- _Problem requirements_: Print out each entry below exactly, please.

- _Entries shown_:
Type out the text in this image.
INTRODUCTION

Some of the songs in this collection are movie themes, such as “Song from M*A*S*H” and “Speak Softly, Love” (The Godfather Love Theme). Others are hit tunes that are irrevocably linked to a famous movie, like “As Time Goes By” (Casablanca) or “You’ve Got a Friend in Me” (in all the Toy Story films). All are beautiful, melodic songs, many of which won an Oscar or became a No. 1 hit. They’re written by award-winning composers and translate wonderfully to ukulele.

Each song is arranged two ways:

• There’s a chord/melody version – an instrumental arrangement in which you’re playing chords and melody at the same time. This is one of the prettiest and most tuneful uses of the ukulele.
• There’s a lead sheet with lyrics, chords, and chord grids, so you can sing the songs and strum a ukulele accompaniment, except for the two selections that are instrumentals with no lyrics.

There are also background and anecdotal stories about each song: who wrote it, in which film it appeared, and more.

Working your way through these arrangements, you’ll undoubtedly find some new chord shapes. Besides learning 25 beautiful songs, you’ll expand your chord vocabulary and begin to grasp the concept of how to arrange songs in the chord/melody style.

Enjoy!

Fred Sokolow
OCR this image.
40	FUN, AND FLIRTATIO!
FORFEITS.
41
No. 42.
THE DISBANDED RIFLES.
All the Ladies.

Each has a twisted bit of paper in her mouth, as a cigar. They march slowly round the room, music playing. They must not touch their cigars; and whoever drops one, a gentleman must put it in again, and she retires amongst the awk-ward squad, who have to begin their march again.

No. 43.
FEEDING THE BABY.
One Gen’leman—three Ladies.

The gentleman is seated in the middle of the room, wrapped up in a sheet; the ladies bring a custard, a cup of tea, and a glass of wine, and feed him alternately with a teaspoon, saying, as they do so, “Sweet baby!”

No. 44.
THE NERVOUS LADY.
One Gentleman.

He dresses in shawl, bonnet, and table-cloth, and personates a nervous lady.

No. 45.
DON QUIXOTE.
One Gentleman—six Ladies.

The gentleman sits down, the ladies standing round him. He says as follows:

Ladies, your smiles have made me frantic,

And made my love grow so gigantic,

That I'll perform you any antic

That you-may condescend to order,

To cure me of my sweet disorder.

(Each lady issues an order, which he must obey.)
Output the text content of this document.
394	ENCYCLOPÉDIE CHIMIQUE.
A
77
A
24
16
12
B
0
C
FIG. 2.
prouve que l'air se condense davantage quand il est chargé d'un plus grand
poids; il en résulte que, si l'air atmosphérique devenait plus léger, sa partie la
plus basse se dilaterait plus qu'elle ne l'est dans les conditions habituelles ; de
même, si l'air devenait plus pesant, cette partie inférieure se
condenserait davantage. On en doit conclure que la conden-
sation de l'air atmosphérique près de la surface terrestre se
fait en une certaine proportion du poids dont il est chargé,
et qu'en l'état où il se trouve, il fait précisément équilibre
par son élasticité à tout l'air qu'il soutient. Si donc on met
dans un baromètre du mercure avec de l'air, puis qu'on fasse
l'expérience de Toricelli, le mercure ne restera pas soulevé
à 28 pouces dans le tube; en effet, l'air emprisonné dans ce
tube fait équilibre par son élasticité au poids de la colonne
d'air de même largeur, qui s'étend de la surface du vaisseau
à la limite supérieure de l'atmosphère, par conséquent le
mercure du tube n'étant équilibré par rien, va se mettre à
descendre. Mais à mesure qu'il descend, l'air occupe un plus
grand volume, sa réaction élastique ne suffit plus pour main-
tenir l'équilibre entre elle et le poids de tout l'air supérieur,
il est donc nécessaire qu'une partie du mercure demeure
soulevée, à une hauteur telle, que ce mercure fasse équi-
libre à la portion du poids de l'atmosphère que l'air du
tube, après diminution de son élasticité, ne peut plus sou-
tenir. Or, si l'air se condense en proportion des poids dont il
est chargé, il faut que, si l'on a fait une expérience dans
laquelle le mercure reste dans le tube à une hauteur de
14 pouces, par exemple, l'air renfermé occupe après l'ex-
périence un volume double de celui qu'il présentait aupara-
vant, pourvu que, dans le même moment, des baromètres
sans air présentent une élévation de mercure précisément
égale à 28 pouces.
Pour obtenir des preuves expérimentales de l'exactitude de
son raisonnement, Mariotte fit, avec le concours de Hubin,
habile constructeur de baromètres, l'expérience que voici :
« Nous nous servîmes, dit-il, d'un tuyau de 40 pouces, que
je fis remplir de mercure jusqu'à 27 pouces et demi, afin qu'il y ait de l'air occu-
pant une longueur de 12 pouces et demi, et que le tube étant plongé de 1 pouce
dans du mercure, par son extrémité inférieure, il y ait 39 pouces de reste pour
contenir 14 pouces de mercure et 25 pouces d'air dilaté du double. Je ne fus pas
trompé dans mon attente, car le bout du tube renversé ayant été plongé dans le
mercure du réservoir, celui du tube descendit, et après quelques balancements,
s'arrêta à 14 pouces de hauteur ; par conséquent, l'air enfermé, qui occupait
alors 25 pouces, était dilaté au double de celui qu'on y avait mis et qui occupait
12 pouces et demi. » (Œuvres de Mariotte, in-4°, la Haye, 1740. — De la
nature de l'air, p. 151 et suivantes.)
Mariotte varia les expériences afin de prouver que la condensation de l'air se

- _Response below_:
Type out the text in this image.
INTRODUCTION

Some of the songs in this collection are movie themes, such as “Song from M*A*S*H” and “Speak Softly, Love” (The Godfather Love Theme). Others are hit tunes that are irrevocably linked to a famous movie, like “As Time Goes By” (Casablanca) or “You’ve Got a Friend in Me” (in all the Toy Story films). All are beautiful, melodic songs, many of which won an Oscar or became a No. 1 hit. They’re written by award-winning composers and translate wonderfully to ukulele.

Each song is arranged two ways:

• There’s a chord/melody version – an instrumental arrangement in which you’re playing chords and melody at the same time. This is one of the prettiest and most tuneful uses of the ukulele.
• There’s a lead sheet with lyrics, chords, and chord grids, so you can sing the songs and strum a ukulele accompaniment, except for the two selections that are instrumentals with no lyrics.

There are also background and anecdotal stories about each song: who wrote it, in which film it appeared, and more.

Working your way through these arrangements, you’ll undoubtedly find some new chord shapes. Besides learning 25 beautiful songs, you’ll expand your chord vocabulary and begin to grasp the concept of how to arrange songs in the chord/melody style.

Enjoy!

Fred Sokolow
OCR this image.
40	FUN, AND FLIRTATIO!
FORFEITS.
41
No. 42.
THE DISBANDED RIFLES.
All the Ladies.

Each has a twisted bit of paper in her mouth, as a cigar. They march slowly round the room, music playing. They must not touch their cigars; and whoever drops one, a gentleman must put it in again, and she retires amongst the awk-ward squad, who have to begin their march again.

No. 43.
FEEDING THE BABY.
One Gen’leman—three Ladies.

The gentleman is seated in the middle of the room, wrapped up in a sheet; the ladies bring a custard, a cup of tea, and a glass of wine, and feed him alternately with a teaspoon, saying, as they do so, “Sweet baby!”

No. 44.
THE NERVOUS LADY.
One Gentleman.

He dresses in shawl, bonnet, and table-cloth, and personates a nervous lady.

No. 45.
DON QUIXOTE.
One Gentleman—six Ladies.

The gentleman sits down, the ladies standing round him. He says as follows:

Ladies, your smiles have made me frantic,

And made my love grow so gigantic,

That I'll perform you any antic

That you-may condescend to order,

To cure me of my sweet disorder.

(Each lady issues an order, which he must obey.)
Output the text content of this document.
394	ENCYCLOPÉDIE CHIMIQUE.
A
77
A
24
16
12
B
0
C
FIG. 2.
prouve que l'air se condense davantage quand il est chargé d'un plus grand
poids; il en résulte que, si l'air atmosphérique devenait plus léger, sa partie la
plus basse se dilaterait plus qu'elle ne l'est dans les conditions habituelles ; de
même, si l'air devenait plus pesant, cette partie inférieure se
condenserait davantage. On en doit conclure que la conden-
sation de l'air atmosphérique près de la surface terrestre se
fait en une certaine proportion du poids dont il est chargé,
et qu'en l'état où il se trouve, il fait précisément équilibre
par son élasticité à tout l'air qu'il soutient. Si donc on met
dans un baromètre du mercure avec de l'air, puis qu'on fasse
l'expérience de Toricelli, le mercure ne restera pas soulevé
à 28 pouces dans le tube; en effet, l'air emprisonné dans ce
tube fait équilibre par son élasticité au poids de la colonne
d'air de même largeur, qui s'étend de la surface du vaisseau
à la limite supérieure de l'atmosphère, par conséquent le
mercure du tube n'étant équilibré par rien, va se mettre à
descendre. Mais à mesure qu'il descend, l'air occupe un plus
grand volume, sa réaction élastique ne suffit plus pour main-
tenir l'équilibre entre elle et le poids de tout l'air supérieur,
il est donc nécessaire qu'une partie du mercure demeure
soulevée, à une hauteur telle, que ce mercure fasse équi-
libre à la portion du poids de l'atmosphère que l'air du
tube, après diminution de son élasticité, ne peut plus sou-
tenir. Or, si l'air se condense en proportion des poids dont il
est chargé, il faut que, si l'on a fait une expérience dans
laquelle le mercure reste dans le tube à une hauteur de
14 pouces, par exemple, l'air renfermé occupe après l'ex-
périence un volume double de celui qu'il présentait aupara-
vant, pourvu que, dans le même moment, des baromètres
sans air présentent une élévation de mercure précisément
égale à 28 pouces.
Pour obtenir des preuves expérimentales de l'exactitude de
son raisonnement, Mariotte fit, avec le concours de Hubin,
habile constructeur de baromètres, l'expérience que voici :
« Nous nous servîmes, dit-il, d'un tuyau de 40 pouces, que
je fis remplir de mercure jusqu'à 27 pouces et demi, afin qu'il y ait de l'air occu-
pant une longueur de 12 pouces et demi, et que le tube étant plongé de 1 pouce
dans du mercure, par son extrémité inférieure, il y ait 39 pouces de reste pour
contenir 14 pouces de mercure et 25 pouces d'air dilaté du double. Je ne fus pas
trompé dans mon attente, car le bout du tube renversé ayant été plongé dans le
mercure du réservoir, celui du tube descendit, et après quelques balancements,
s'arrêta à 14 pouces de hauteur ; par conséquent, l'air enfermé, qui occupait
alors 25 pouces, était dilaté au double de celui qu'on y avait mis et qui occupait
12 pouces et demi. » (Œuvres de Mariotte, in-4°, la Haye, 1740. — De la
nature de l'air, p. 151 et suivantes.)
Mariotte varia les expériences afin de prouver que la condensation de l'air se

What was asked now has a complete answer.